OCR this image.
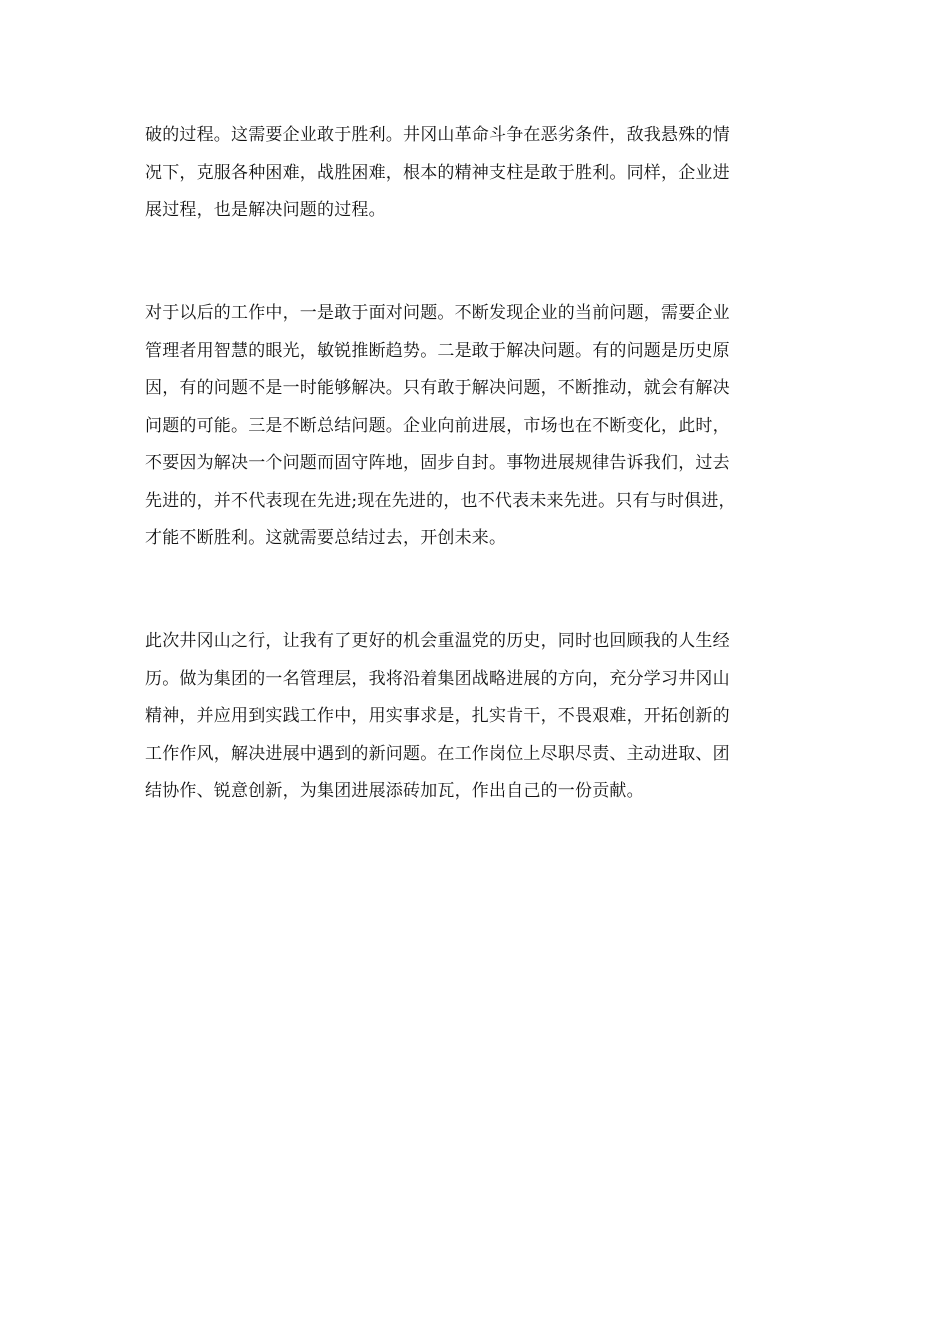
破的过程。这需要企业敢于胜利。井冈山革命斗争在恶劣条件，敌我悬殊的情
况下，克服各种困难，战胜困难，根本的精神支柱是敢于胜利。同样，企业进
展过程，也是解决问题的过程。

对于以后的工作中，一是敢于面对问题。不断发现企业的当前问题，需要企业
管理者用智慧的眼光，敏锐推断趋势。二是敢于解决问题。有的问题是历史原
因，有的问题不是一时能够解决。只有敢于解决问题，不断推动，就会有解决
问题的可能。三是不断总结问题。企业向前进展，市场也在不断变化，此时，
不要因为解决一个问题而固守阵地，固步自封。事物进展规律告诉我们，过去
先进的，并不代表现在先进;现在先进的，也不代表未来先进。只有与时俱进，
才能不断胜利。这就需要总结过去，开创未来。

此次井冈山之行，让我有了更好的机会重温党的历史，同时也回顾我的人生经
历。做为集团的一名管理层，我将沿着集团战略进展的方向，充分学习井冈山
精神，并应用到实践工作中，用实事求是，扎实肯干，不畏艰难，开拓创新的
工作作风，解决进展中遇到的新问题。在工作岗位上尽职尽责、主动进取、团
结协作、锐意创新，为集团进展添砖加瓦，作出自己的一份贡献。
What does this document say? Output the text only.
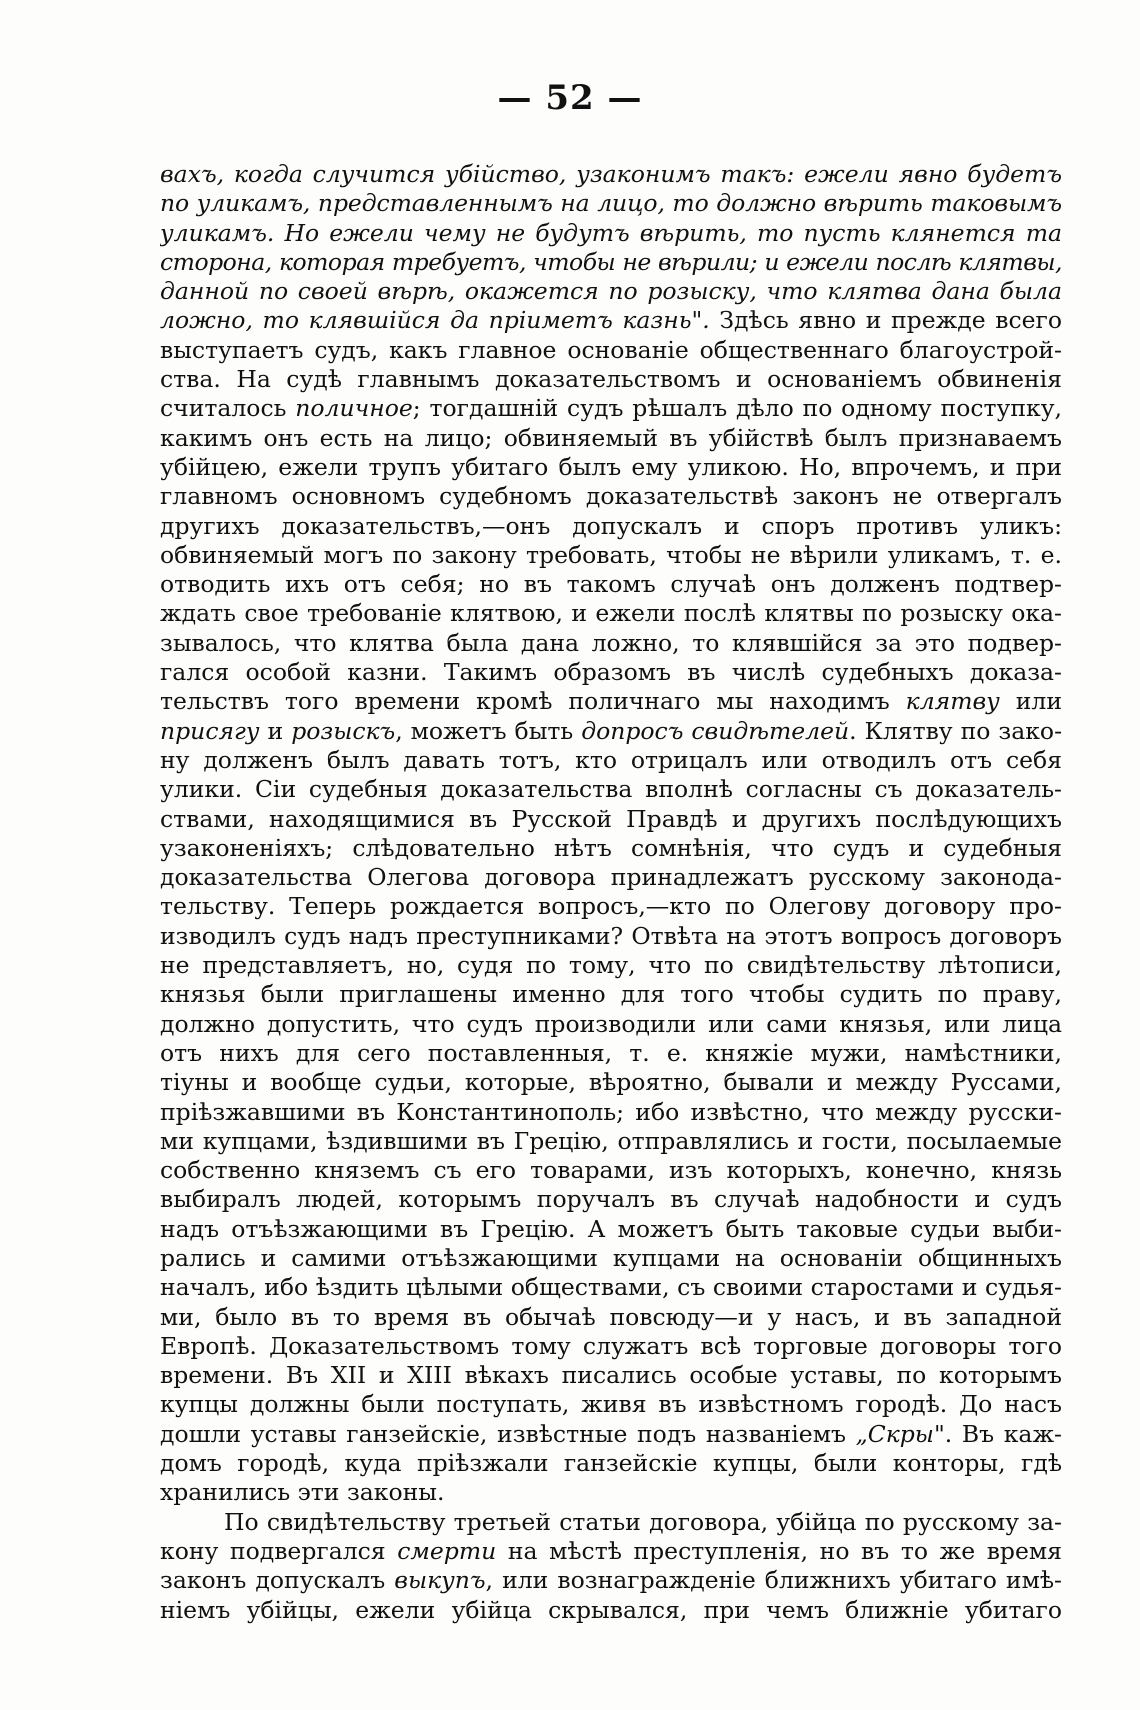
— 52 —
вахъ, когда случится убійство, узаконимъ такъ: ежели явно будетъ
по уликамъ, представленнымъ на лицо, то должно вѣрить таковымъ
уликамъ. Но ежели чему не будутъ вѣрить, то пусть клянется та
сторона, которая требуетъ, чтобы не вѣрили; и ежели послѣ клятвы,
данной по своей вѣрѣ, окажется по розыску, что клятва дана была
ложно, то клявшійся да пріиметъ казнь". Здѣсь явно и прежде всего
выступаетъ судъ, какъ главное основаніе общественнаго благоустрой-
ства. На судѣ главнымъ доказательствомъ и основаніемъ обвиненія
считалось поличное; тогдашній судъ рѣшалъ дѣло по одному поступку,
какимъ онъ есть на лицо; обвиняемый въ убійствѣ былъ признаваемъ
убійцею, ежели трупъ убитаго былъ ему уликою. Но, впрочемъ, и при
главномъ основномъ судебномъ доказательствѣ законъ не отвергалъ
другихъ доказательствъ,—онъ допускалъ и споръ противъ уликъ:
обвиняемый могъ по закону требовать, чтобы не вѣрили уликамъ, т. е.
отводить ихъ отъ себя; но въ такомъ случаѣ онъ долженъ подтвер-
ждать свое требованіе клятвою, и ежели послѣ клятвы по розыску ока-
зывалось, что клятва была дана ложно, то клявшійся за это подвер-
гался особой казни. Такимъ образомъ въ числѣ судебныхъ доказа-
тельствъ того времени кромѣ поличнаго мы находимъ клятву или
присягу и розыскъ, можетъ быть допросъ свидѣтелей. Клятву по зако-
ну долженъ былъ давать тотъ, кто отрицалъ или отводилъ отъ себя
улики. Сіи судебныя доказательства вполнѣ согласны съ доказатель-
ствами, находящимися въ Русской Правдѣ и другихъ послѣдующихъ
узаконеніяхъ; слѣдовательно нѣтъ сомнѣнія, что судъ и судебныя
доказательства Олегова договора принадлежатъ русскому законода-
тельству. Теперь рождается вопросъ,—кто по Олегову договору про-
изводилъ судъ надъ преступниками? Отвѣта на этотъ вопросъ договоръ
не представляетъ, но, судя по тому, что по свидѣтельству лѣтописи,
князья были приглашены именно для того чтобы судить по праву,
должно допустить, что судъ производили или сами князья, или лица
отъ нихъ для сего поставленныя, т. е. княжіе мужи, намѣстники,
тіуны и вообще судьи, которые, вѣроятно, бывали и между Руссами,
пріѣзжавшими въ Константинополь; ибо извѣстно, что между русски-
ми купцами, ѣздившими въ Грецію, отправлялись и гости, посылаемые
собственно княземъ съ его товарами, изъ которыхъ, конечно, князь
выбиралъ людей, которымъ поручалъ въ случаѣ надобности и судъ
надъ отъѣзжающими въ Грецію. А можетъ быть таковые судьи выби-
рались и самими отъѣзжающими купцами на основаніи общинныхъ
началъ, ибо ѣздить цѣлыми обществами, съ своими старостами и судья-
ми, было въ то время въ обычаѣ повсюду—и у насъ, и въ западной
Европѣ. Доказательствомъ тому служатъ всѣ торговые договоры того
времени. Въ XII и XIII вѣкахъ писались особые уставы, по которымъ
купцы должны были поступать, живя въ извѣстномъ городѣ. До насъ
дошли уставы ганзейскіе, извѣстные подъ названіемъ „Скры". Въ каж-
домъ городѣ, куда пріѣзжали ганзейскіе купцы, были конторы, гдѣ
хранились эти законы.
По свидѣтельству третьей статьи договора, убійца по русскому за-
кону подвергался смерти на мѣстѣ преступленія, но въ то же время
законъ допускалъ выкупъ, или вознагражденіе ближнихъ убитаго имѣ-
ніемъ убійцы, ежели убійца скрывался, при чемъ ближніе убитаго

* * *

## Directions for this task
Make an exact copy of the data, leaving its pictures out.

## Answer in full
OCR this image.
破的过程。这需要企业敢于胜利。井冈山革命斗争在恶劣条件，敌我悬殊的情
况下，克服各种困难，战胜困难，根本的精神支柱是敢于胜利。同样，企业进
展过程，也是解决问题的过程。

对于以后的工作中，一是敢于面对问题。不断发现企业的当前问题，需要企业
管理者用智慧的眼光，敏锐推断趋势。二是敢于解决问题。有的问题是历史原
因，有的问题不是一时能够解决。只有敢于解决问题，不断推动，就会有解决
问题的可能。三是不断总结问题。企业向前进展，市场也在不断变化，此时，
不要因为解决一个问题而固守阵地，固步自封。事物进展规律告诉我们，过去
先进的，并不代表现在先进;现在先进的，也不代表未来先进。只有与时俱进，
才能不断胜利。这就需要总结过去，开创未来。

此次井冈山之行，让我有了更好的机会重温党的历史，同时也回顾我的人生经
历。做为集团的一名管理层，我将沿着集团战略进展的方向，充分学习井冈山
精神，并应用到实践工作中，用实事求是，扎实肯干，不畏艰难，开拓创新的
工作作风，解决进展中遇到的新问题。在工作岗位上尽职尽责、主动进取、团
结协作、锐意创新，为集团进展添砖加瓦，作出自己的一份贡献。
What does this document say? Output the text only.
— 52 —
вахъ, когда случится убійство, узаконимъ такъ: ежели явно будетъ
по уликамъ, представленнымъ на лицо, то должно вѣрить таковымъ
уликамъ. Но ежели чему не будутъ вѣрить, то пусть клянется та
сторона, которая требуетъ, чтобы не вѣрили; и ежели послѣ клятвы,
данной по своей вѣрѣ, окажется по розыску, что клятва дана была
ложно, то клявшійся да пріиметъ казнь". Здѣсь явно и прежде всего
выступаетъ судъ, какъ главное основаніе общественнаго благоустрой-
ства. На судѣ главнымъ доказательствомъ и основаніемъ обвиненія
считалось поличное; тогдашній судъ рѣшалъ дѣло по одному поступку,
какимъ онъ есть на лицо; обвиняемый въ убійствѣ былъ признаваемъ
убійцею, ежели трупъ убитаго былъ ему уликою. Но, впрочемъ, и при
главномъ основномъ судебномъ доказательствѣ законъ не отвергалъ
другихъ доказательствъ,—онъ допускалъ и споръ противъ уликъ:
обвиняемый могъ по закону требовать, чтобы не вѣрили уликамъ, т. е.
отводить ихъ отъ себя; но въ такомъ случаѣ онъ долженъ подтвер-
ждать свое требованіе клятвою, и ежели послѣ клятвы по розыску ока-
зывалось, что клятва была дана ложно, то клявшійся за это подвер-
гался особой казни. Такимъ образомъ въ числѣ судебныхъ доказа-
тельствъ того времени кромѣ поличнаго мы находимъ клятву или
присягу и розыскъ, можетъ быть допросъ свидѣтелей. Клятву по зако-
ну долженъ былъ давать тотъ, кто отрицалъ или отводилъ отъ себя
улики. Сіи судебныя доказательства вполнѣ согласны съ доказатель-
ствами, находящимися въ Русской Правдѣ и другихъ послѣдующихъ
узаконеніяхъ; слѣдовательно нѣтъ сомнѣнія, что судъ и судебныя
доказательства Олегова договора принадлежатъ русскому законода-
тельству. Теперь рождается вопросъ,—кто по Олегову договору про-
изводилъ судъ надъ преступниками? Отвѣта на этотъ вопросъ договоръ
не представляетъ, но, судя по тому, что по свидѣтельству лѣтописи,
князья были приглашены именно для того чтобы судить по праву,
должно допустить, что судъ производили или сами князья, или лица
отъ нихъ для сего поставленныя, т. е. княжіе мужи, намѣстники,
тіуны и вообще судьи, которые, вѣроятно, бывали и между Руссами,
пріѣзжавшими въ Константинополь; ибо извѣстно, что между русски-
ми купцами, ѣздившими въ Грецію, отправлялись и гости, посылаемые
собственно княземъ съ его товарами, изъ которыхъ, конечно, князь
выбиралъ людей, которымъ поручалъ въ случаѣ надобности и судъ
надъ отъѣзжающими въ Грецію. А можетъ быть таковые судьи выби-
рались и самими отъѣзжающими купцами на основаніи общинныхъ
началъ, ибо ѣздить цѣлыми обществами, съ своими старостами и судья-
ми, было въ то время въ обычаѣ повсюду—и у насъ, и въ западной
Европѣ. Доказательствомъ тому служатъ всѣ торговые договоры того
времени. Въ XII и XIII вѣкахъ писались особые уставы, по которымъ
купцы должны были поступать, живя въ извѣстномъ городѣ. До насъ
дошли уставы ганзейскіе, извѣстные подъ названіемъ „Скры". Въ каж-
домъ городѣ, куда пріѣзжали ганзейскіе купцы, были конторы, гдѣ
хранились эти законы.
По свидѣтельству третьей статьи договора, убійца по русскому за-
кону подвергался смерти на мѣстѣ преступленія, но въ то же время
законъ допускалъ выкупъ, или вознагражденіе ближнихъ убитаго имѣ-
ніемъ убійцы, ежели убійца скрывался, при чемъ ближніе убитаго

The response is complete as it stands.